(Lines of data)
------------------------------

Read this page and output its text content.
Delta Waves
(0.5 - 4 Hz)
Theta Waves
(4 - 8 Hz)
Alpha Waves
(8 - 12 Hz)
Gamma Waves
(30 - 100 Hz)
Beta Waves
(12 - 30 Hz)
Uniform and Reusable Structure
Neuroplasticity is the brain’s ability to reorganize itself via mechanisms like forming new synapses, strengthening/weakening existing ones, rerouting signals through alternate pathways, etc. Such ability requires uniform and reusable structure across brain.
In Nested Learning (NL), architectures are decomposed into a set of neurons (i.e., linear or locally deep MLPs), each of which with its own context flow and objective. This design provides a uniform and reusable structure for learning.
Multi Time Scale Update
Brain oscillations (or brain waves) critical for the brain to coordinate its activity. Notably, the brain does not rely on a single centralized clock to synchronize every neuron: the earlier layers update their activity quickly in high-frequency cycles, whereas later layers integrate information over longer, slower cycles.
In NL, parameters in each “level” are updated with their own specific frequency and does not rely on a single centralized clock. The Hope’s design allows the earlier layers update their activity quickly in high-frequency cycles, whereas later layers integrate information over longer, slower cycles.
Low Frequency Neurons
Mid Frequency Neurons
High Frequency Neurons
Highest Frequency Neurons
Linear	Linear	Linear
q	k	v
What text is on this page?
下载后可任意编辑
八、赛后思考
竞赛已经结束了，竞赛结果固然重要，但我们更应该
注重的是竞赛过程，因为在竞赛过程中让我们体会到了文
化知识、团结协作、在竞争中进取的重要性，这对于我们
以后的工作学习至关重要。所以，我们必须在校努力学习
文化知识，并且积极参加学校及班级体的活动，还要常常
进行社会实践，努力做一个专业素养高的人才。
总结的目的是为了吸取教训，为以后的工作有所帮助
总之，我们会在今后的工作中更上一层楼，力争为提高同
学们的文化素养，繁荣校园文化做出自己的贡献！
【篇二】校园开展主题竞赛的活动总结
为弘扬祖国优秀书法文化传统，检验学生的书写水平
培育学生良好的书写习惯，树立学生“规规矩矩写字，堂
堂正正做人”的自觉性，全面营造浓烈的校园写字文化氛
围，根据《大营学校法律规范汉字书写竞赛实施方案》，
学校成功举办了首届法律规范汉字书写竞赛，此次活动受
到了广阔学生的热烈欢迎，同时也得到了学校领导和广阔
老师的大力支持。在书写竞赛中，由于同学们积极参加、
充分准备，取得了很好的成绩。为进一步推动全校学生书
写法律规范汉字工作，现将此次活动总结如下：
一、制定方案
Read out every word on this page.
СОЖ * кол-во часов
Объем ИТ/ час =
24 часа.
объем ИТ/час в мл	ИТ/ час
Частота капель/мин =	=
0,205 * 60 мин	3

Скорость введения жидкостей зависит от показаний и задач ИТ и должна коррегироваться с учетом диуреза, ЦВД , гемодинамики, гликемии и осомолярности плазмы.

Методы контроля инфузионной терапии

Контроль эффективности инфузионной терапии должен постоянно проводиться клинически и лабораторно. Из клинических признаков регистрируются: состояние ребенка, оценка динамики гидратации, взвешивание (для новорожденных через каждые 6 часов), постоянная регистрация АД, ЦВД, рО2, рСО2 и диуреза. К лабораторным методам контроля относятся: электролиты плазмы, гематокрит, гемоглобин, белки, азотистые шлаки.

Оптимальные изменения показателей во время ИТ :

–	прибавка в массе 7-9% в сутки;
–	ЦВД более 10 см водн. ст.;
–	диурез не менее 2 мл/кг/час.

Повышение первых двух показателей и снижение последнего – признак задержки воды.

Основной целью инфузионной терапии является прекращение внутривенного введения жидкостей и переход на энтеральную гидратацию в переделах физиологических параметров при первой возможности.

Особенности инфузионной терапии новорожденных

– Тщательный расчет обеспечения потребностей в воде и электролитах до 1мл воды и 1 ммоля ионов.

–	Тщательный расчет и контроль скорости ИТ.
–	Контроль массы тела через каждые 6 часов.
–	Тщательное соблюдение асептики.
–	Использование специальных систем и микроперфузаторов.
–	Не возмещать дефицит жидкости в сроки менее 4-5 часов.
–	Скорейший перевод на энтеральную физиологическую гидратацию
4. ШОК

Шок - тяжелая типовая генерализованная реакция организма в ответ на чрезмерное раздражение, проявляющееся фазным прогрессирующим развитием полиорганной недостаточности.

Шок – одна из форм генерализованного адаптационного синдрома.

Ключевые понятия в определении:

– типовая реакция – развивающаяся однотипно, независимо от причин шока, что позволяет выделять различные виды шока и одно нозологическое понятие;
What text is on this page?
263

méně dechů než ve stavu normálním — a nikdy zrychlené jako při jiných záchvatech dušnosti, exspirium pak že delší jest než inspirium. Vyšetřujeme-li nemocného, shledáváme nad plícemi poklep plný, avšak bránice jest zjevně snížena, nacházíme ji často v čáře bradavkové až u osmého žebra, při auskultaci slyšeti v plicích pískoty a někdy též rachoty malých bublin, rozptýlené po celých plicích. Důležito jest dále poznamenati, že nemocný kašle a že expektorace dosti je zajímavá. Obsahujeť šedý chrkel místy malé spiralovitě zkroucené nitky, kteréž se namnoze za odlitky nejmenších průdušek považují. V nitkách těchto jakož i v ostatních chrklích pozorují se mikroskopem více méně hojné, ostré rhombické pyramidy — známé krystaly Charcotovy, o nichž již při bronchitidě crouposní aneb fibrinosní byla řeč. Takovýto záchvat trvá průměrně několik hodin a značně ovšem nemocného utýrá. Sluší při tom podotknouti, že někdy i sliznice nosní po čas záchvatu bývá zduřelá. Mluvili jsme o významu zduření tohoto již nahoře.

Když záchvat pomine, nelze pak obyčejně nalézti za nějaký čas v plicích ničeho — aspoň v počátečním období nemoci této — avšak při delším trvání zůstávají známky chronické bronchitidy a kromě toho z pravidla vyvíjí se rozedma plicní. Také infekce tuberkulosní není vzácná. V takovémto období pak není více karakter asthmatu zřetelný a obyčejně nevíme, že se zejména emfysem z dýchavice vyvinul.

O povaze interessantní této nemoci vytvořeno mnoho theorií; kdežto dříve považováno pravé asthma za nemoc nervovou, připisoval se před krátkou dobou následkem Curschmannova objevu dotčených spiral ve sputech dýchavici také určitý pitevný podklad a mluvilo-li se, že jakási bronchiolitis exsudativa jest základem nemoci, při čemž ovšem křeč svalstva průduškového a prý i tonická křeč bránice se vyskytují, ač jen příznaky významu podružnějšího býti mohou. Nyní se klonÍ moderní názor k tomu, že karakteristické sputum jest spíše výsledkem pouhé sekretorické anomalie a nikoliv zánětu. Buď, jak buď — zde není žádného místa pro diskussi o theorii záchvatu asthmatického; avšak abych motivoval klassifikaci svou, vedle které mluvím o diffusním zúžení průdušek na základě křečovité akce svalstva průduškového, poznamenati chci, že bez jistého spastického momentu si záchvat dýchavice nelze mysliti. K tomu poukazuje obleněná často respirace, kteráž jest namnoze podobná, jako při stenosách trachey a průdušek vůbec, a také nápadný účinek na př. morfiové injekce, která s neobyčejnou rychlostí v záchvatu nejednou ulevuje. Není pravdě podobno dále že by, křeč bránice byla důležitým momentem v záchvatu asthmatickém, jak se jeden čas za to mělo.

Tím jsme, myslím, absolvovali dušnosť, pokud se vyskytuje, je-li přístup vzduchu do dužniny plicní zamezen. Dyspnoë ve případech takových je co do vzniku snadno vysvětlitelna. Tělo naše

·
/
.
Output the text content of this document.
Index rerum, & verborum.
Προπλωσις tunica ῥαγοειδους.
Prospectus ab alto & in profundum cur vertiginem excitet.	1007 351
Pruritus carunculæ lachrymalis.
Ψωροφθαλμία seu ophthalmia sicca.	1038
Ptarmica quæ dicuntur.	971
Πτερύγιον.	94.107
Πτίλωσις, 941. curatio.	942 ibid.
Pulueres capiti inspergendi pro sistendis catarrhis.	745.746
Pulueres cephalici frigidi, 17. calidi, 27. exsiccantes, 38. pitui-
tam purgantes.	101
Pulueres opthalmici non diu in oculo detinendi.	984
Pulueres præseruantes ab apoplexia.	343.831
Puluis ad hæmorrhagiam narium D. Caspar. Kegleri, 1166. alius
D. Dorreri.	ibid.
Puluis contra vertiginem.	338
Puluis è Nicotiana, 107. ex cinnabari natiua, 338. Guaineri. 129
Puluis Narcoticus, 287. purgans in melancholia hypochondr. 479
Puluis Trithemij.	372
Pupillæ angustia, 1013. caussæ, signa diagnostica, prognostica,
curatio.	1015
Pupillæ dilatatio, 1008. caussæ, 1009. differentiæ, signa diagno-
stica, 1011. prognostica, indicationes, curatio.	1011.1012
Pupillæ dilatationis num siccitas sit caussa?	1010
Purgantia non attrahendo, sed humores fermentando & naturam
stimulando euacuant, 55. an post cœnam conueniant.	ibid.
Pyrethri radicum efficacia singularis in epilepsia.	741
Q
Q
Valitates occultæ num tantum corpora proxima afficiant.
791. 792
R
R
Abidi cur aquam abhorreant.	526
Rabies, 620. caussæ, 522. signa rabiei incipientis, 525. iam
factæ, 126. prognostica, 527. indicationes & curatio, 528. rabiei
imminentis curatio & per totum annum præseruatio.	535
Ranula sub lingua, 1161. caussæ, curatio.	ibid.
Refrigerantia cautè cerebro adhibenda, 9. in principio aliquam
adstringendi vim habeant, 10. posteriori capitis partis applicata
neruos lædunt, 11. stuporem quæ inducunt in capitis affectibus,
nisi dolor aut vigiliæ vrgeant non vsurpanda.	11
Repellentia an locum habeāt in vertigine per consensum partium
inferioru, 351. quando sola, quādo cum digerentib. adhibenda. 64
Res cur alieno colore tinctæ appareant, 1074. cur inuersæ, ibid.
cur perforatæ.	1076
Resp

------------------------------

Starting at the line that contains "Output the text content of this document.", write out every line to the end of the entries, exactly as given.

Worked solution -
Output the text content of this document.
Index rerum, & verborum.
Προπλωσις tunica ῥαγοειδους.
Prospectus ab alto & in profundum cur vertiginem excitet.	1007 351
Pruritus carunculæ lachrymalis.
Ψωροφθαλμία seu ophthalmia sicca.	1038
Ptarmica quæ dicuntur.	971
Πτερύγιον.	94.107
Πτίλωσις, 941. curatio.	942 ibid.
Pulueres capiti inspergendi pro sistendis catarrhis.	745.746
Pulueres cephalici frigidi, 17. calidi, 27. exsiccantes, 38. pitui-
tam purgantes.	101
Pulueres opthalmici non diu in oculo detinendi.	984
Pulueres præseruantes ab apoplexia.	343.831
Puluis ad hæmorrhagiam narium D. Caspar. Kegleri, 1166. alius
D. Dorreri.	ibid.
Puluis contra vertiginem.	338
Puluis è Nicotiana, 107. ex cinnabari natiua, 338. Guaineri. 129
Puluis Narcoticus, 287. purgans in melancholia hypochondr. 479
Puluis Trithemij.	372
Pupillæ angustia, 1013. caussæ, signa diagnostica, prognostica,
curatio.	1015
Pupillæ dilatatio, 1008. caussæ, 1009. differentiæ, signa diagno-
stica, 1011. prognostica, indicationes, curatio.	1011.1012
Pupillæ dilatationis num siccitas sit caussa?	1010
Purgantia non attrahendo, sed humores fermentando & naturam
stimulando euacuant, 55. an post cœnam conueniant.	ibid.
Pyrethri radicum efficacia singularis in epilepsia.	741
Q
Q
Valitates occultæ num tantum corpora proxima afficiant.
791. 792
R
R
Abidi cur aquam abhorreant.	526
Rabies, 620. caussæ, 522. signa rabiei incipientis, 525. iam
factæ, 126. prognostica, 527. indicationes & curatio, 528. rabiei
imminentis curatio & per totum annum præseruatio.	535
Ranula sub lingua, 1161. caussæ, curatio.	ibid.
Refrigerantia cautè cerebro adhibenda, 9. in principio aliquam
adstringendi vim habeant, 10. posteriori capitis partis applicata
neruos lædunt, 11. stuporem quæ inducunt in capitis affectibus,
nisi dolor aut vigiliæ vrgeant non vsurpanda.	11
Repellentia an locum habeāt in vertigine per consensum partium
inferioru, 351. quando sola, quādo cum digerentib. adhibenda. 64
Res cur alieno colore tinctæ appareant, 1074. cur inuersæ, ibid.
cur perforatæ.	1076
Resp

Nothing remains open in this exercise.